What is the number of lines that include the word "Wind"? Provide only that figure.

● Given records:
* * * *
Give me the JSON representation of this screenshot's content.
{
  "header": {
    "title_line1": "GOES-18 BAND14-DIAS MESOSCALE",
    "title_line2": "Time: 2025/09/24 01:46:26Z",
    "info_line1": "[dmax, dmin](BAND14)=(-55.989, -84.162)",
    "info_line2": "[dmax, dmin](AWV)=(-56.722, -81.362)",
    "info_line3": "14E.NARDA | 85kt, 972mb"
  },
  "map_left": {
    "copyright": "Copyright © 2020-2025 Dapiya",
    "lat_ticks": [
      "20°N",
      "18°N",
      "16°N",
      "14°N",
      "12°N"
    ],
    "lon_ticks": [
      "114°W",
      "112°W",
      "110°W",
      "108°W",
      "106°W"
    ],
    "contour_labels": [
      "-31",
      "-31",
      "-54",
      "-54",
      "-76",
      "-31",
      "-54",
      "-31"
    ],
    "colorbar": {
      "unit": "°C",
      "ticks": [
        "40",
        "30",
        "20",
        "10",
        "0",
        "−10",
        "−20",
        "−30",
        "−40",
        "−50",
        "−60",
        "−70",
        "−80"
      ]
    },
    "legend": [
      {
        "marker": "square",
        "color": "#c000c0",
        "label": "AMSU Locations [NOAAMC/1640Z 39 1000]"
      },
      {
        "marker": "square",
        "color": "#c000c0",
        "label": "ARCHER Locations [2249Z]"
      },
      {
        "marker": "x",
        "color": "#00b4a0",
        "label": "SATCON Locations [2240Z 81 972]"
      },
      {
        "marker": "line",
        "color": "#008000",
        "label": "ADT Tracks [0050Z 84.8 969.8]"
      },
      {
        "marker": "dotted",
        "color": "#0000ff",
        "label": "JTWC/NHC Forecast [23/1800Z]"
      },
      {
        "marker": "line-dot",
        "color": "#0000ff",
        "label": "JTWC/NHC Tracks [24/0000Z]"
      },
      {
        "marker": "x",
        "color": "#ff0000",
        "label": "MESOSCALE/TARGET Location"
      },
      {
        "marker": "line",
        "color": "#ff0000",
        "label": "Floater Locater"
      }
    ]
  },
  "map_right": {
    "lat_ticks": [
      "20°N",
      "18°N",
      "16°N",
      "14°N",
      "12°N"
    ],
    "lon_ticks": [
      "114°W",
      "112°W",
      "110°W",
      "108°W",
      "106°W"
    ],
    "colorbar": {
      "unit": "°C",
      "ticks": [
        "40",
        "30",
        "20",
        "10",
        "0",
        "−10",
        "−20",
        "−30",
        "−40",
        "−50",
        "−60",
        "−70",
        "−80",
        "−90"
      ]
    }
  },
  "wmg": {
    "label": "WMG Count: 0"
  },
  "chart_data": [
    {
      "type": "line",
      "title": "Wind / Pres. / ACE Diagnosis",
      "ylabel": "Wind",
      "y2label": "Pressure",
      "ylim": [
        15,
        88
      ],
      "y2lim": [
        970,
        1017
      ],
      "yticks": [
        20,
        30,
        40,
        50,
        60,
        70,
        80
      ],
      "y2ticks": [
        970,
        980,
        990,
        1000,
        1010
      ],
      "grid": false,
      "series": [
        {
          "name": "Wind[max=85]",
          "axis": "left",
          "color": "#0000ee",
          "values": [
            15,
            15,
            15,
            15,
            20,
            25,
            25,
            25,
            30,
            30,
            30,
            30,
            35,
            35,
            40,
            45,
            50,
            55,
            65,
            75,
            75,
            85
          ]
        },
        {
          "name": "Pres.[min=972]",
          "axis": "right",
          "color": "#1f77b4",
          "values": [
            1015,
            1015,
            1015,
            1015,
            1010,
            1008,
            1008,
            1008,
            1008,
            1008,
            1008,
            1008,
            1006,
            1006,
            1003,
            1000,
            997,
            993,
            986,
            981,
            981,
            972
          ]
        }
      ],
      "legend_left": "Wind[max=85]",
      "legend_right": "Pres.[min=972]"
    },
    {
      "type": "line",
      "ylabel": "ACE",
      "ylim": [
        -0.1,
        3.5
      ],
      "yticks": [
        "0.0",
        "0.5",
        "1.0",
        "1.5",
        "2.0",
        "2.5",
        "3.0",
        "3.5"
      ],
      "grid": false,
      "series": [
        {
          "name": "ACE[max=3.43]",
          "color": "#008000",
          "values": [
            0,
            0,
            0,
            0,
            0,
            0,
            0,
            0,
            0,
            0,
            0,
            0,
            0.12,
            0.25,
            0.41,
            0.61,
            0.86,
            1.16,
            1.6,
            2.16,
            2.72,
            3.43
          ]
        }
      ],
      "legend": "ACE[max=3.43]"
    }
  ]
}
* * * *
● Output below:
4